Dataset items:
- - - - -

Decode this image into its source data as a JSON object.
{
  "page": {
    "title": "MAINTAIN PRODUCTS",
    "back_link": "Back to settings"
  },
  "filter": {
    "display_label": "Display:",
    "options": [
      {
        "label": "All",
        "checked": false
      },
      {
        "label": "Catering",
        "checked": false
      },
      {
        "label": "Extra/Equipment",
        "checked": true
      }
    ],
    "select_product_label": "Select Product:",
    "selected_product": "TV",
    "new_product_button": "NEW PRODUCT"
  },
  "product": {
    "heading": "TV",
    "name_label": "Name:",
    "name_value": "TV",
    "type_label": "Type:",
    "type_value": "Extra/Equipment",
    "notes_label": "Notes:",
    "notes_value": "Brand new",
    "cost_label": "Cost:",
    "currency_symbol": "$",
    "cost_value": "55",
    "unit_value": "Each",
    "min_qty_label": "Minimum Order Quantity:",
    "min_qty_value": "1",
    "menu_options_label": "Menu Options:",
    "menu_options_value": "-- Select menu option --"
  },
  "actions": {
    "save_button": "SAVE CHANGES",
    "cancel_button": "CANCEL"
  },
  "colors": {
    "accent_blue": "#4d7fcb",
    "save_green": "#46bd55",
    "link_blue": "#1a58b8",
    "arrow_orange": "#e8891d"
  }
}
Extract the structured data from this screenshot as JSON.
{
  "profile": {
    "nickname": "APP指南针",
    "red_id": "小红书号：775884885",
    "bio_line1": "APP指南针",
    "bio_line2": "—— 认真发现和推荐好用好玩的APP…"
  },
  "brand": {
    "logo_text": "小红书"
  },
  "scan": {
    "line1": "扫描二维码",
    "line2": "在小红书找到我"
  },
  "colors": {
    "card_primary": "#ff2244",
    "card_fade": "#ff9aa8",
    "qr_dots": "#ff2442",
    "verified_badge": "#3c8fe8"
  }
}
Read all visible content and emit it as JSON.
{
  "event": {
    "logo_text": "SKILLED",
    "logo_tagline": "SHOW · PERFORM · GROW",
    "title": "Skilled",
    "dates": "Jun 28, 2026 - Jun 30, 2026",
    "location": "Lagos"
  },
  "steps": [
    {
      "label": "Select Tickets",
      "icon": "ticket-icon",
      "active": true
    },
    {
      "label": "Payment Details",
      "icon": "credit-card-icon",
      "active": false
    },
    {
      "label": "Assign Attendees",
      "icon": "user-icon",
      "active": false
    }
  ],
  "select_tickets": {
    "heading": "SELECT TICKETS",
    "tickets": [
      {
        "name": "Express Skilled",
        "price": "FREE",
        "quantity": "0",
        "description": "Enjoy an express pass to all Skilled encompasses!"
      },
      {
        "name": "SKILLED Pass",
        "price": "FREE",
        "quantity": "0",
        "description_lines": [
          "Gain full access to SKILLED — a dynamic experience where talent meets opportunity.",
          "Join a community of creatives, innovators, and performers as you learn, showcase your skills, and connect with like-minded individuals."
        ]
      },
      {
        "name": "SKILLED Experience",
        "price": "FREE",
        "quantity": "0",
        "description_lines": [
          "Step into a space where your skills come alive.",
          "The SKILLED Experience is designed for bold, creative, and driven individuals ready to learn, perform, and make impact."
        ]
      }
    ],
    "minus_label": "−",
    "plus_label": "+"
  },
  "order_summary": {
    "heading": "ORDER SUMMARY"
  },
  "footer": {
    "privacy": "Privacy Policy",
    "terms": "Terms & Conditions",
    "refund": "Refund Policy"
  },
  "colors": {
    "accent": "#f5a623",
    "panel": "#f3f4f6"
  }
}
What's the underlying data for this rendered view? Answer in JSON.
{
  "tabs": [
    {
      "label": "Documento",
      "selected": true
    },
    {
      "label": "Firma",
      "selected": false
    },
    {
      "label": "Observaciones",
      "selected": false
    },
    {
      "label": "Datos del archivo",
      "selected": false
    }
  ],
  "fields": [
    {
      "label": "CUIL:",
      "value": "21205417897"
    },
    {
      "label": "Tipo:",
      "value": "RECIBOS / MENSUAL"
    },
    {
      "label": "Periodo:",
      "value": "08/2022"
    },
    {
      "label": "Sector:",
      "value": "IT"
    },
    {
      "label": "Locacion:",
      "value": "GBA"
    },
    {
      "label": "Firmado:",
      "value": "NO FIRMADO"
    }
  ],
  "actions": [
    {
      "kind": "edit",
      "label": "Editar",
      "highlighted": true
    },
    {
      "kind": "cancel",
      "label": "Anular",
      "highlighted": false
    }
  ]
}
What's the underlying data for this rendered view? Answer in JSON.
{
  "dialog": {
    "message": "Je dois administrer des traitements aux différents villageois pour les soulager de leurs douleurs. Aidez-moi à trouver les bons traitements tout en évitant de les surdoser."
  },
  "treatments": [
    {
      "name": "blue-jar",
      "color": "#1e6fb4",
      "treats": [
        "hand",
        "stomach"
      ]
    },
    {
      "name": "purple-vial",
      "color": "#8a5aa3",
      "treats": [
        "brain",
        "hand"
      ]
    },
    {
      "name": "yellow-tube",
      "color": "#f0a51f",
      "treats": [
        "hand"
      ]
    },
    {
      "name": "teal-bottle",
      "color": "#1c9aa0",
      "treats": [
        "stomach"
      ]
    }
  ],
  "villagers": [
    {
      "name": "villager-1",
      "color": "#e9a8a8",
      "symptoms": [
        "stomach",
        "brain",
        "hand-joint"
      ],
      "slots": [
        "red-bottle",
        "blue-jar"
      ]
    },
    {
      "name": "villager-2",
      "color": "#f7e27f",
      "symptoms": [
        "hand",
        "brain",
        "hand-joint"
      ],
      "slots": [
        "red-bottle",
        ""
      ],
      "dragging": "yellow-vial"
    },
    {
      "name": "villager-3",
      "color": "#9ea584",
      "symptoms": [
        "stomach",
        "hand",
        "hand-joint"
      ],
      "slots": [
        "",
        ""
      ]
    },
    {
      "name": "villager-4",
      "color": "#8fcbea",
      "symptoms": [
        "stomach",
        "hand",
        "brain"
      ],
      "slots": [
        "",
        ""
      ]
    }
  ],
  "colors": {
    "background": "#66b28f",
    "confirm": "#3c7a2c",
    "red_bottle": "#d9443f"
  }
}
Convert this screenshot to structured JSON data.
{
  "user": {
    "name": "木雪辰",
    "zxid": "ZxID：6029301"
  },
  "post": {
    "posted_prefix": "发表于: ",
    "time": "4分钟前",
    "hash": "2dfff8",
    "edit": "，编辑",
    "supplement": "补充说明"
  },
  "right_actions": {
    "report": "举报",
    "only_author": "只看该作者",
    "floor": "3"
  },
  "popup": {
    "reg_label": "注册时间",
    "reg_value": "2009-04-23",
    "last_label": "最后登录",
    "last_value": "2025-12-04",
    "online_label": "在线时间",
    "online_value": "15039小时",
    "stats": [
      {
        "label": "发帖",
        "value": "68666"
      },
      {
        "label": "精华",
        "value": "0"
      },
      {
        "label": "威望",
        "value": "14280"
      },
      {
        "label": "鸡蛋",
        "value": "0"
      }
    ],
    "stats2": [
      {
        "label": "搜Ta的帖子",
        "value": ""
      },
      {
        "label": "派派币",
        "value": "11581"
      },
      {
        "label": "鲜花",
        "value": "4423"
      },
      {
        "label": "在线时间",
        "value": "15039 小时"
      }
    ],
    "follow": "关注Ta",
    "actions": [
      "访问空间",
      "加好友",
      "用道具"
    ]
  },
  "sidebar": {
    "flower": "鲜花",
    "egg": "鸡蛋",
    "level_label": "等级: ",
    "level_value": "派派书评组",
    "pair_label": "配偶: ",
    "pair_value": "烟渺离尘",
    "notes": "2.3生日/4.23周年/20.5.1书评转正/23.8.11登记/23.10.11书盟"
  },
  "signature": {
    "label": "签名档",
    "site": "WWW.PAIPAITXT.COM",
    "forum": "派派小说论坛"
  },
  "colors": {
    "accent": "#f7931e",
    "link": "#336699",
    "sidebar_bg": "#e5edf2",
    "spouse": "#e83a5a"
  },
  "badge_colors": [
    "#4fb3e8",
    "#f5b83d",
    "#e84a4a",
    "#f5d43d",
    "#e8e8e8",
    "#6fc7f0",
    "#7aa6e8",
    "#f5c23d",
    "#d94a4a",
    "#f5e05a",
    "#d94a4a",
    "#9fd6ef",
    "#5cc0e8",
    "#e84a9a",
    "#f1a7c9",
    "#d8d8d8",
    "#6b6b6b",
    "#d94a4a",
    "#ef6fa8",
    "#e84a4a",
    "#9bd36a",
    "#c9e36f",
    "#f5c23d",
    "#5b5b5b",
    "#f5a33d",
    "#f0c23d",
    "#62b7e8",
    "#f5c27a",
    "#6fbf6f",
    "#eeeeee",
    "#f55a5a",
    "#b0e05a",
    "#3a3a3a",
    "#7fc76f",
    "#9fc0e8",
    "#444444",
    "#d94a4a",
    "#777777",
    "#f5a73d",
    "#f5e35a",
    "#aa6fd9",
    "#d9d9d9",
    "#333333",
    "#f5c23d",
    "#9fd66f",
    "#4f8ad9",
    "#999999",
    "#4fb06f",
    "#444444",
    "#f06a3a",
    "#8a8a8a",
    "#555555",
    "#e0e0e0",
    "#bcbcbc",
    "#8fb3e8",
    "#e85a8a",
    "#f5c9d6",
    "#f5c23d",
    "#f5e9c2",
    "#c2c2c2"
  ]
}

- - - - -

→ Given problem: What is the number of lines above that contain "this"? Answer with that number only.

→ Exercise response: 5